Scan the lines and state how many carry "CORP". Leave out everything but the number.
— Start of The data —
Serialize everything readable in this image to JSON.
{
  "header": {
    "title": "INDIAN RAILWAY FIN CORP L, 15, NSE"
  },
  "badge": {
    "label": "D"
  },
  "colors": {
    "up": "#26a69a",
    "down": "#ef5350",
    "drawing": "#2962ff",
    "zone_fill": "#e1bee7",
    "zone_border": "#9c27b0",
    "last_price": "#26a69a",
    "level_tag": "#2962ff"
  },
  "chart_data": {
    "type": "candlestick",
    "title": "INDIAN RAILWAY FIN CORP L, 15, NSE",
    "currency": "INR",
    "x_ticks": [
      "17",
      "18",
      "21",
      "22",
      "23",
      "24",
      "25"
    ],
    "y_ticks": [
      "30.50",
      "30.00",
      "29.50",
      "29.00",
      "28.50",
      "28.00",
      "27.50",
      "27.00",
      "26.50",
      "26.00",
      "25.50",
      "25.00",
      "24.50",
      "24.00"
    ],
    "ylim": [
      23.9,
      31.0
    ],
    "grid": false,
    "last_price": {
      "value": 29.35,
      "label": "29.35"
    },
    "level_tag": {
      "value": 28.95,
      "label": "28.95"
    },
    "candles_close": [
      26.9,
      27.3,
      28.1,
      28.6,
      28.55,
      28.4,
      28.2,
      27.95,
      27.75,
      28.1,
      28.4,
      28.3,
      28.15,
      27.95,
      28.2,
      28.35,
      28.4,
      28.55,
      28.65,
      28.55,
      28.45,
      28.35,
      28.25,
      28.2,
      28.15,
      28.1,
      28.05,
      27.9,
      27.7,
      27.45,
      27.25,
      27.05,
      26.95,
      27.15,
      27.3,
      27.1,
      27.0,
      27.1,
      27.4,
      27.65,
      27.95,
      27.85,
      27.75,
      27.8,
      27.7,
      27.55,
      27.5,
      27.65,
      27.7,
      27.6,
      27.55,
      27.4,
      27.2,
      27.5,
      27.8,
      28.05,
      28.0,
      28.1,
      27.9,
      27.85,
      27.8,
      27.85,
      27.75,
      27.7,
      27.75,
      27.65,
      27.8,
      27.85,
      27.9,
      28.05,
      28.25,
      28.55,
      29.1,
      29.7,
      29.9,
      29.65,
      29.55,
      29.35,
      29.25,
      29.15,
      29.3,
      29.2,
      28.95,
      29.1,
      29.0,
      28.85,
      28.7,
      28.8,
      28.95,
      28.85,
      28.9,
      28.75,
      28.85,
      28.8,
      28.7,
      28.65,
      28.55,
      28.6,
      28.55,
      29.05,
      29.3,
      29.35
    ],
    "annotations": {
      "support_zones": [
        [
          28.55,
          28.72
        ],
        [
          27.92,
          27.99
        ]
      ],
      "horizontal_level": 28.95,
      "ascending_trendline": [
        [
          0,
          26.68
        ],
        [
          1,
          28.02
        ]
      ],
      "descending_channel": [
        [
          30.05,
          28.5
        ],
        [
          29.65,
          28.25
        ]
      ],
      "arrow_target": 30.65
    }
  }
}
— End of The data —
#### Result
2